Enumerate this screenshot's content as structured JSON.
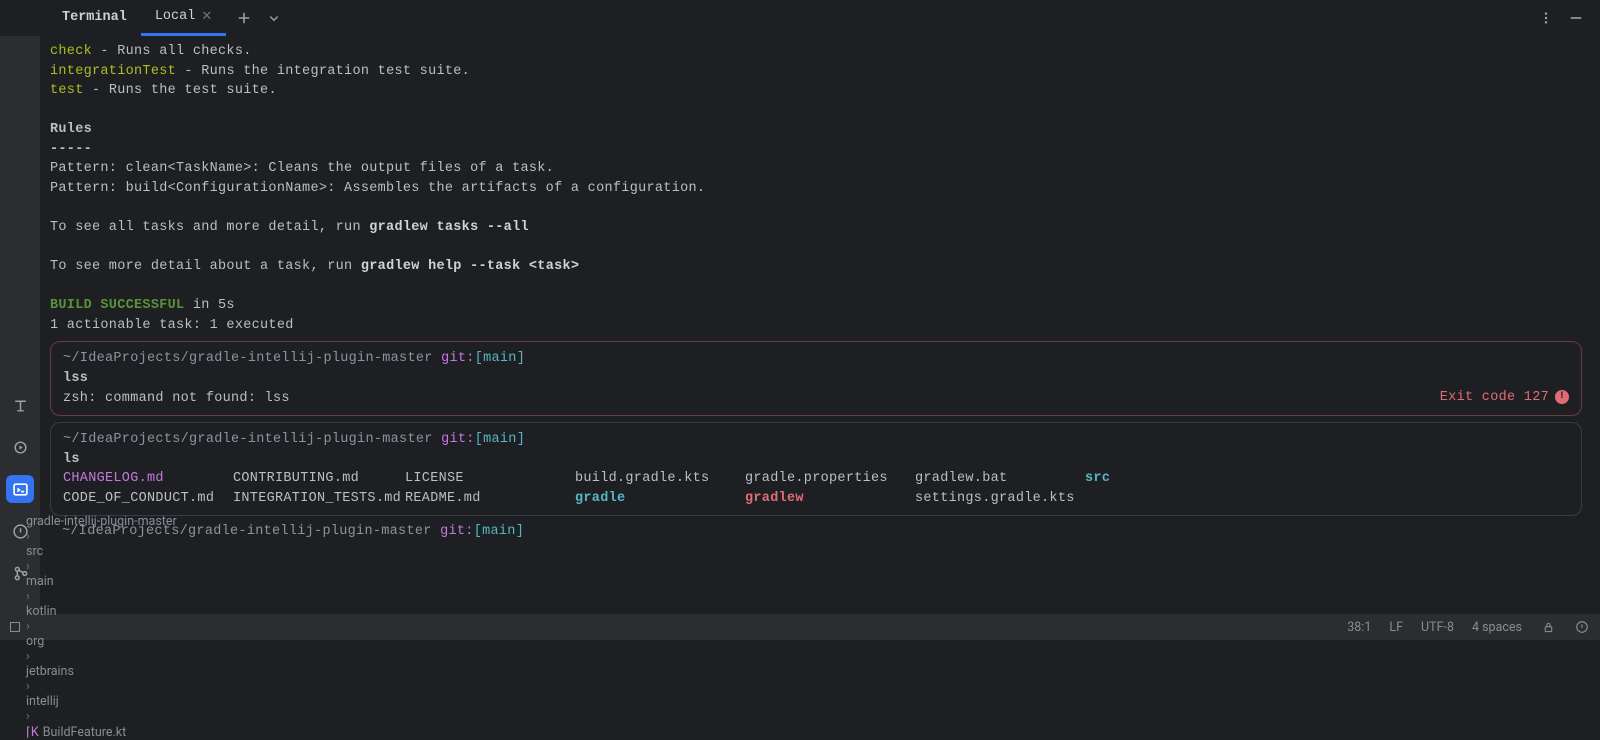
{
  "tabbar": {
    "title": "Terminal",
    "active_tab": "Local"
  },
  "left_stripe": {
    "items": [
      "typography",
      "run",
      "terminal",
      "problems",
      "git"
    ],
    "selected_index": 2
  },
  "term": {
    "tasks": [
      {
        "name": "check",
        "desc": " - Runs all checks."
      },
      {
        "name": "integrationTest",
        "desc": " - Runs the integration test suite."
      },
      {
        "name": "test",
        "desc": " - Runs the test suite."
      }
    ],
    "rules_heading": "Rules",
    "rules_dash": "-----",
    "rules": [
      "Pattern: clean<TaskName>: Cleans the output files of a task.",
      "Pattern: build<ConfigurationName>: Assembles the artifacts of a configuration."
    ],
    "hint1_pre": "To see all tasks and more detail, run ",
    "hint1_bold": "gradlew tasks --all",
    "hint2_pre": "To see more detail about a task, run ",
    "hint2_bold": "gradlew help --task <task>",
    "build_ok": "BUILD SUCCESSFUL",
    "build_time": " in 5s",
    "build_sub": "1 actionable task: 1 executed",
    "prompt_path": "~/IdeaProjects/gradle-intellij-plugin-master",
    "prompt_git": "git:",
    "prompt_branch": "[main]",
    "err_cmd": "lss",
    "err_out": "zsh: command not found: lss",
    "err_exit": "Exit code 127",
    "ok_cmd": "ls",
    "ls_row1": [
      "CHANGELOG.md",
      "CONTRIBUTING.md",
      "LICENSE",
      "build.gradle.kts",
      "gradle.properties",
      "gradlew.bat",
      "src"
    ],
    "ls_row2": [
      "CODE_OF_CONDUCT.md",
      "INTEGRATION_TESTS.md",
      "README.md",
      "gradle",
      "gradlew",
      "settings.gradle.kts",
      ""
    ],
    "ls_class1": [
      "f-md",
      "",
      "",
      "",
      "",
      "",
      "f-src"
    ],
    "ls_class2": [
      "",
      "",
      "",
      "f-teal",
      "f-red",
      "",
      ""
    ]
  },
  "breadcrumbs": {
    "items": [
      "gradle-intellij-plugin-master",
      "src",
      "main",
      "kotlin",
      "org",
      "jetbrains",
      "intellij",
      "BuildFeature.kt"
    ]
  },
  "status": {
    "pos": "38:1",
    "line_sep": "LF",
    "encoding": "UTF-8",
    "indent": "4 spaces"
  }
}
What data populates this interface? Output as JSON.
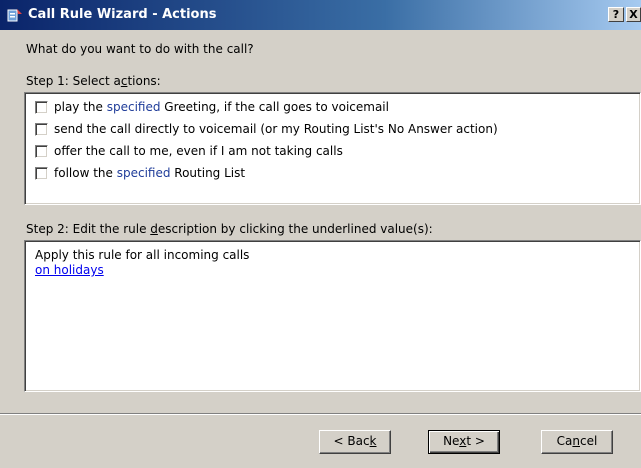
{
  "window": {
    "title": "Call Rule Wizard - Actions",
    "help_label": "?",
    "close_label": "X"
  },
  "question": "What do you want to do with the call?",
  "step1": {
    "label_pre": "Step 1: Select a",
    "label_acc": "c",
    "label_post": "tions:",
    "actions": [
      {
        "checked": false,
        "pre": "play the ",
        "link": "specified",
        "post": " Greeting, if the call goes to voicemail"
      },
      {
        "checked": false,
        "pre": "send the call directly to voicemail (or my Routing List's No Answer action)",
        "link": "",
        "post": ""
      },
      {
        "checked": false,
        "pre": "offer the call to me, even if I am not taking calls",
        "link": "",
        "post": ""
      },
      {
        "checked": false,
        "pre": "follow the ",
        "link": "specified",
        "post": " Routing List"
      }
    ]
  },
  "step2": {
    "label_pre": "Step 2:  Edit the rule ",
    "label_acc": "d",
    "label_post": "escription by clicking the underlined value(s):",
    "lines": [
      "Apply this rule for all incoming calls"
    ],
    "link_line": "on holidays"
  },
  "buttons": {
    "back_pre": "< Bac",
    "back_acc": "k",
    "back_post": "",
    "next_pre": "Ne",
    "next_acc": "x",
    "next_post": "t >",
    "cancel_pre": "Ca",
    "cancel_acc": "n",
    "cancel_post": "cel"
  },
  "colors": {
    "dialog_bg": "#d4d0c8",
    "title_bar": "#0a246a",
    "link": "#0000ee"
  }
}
════════
» **PROBLEM TO SOLVE**: Copy all lines in the listing above where the string "Routing" appears.

» **REPLY**:
        "pre": "send the call directly to voicemail (or my Routing List's No Answer action)",
        "post": " Routing List"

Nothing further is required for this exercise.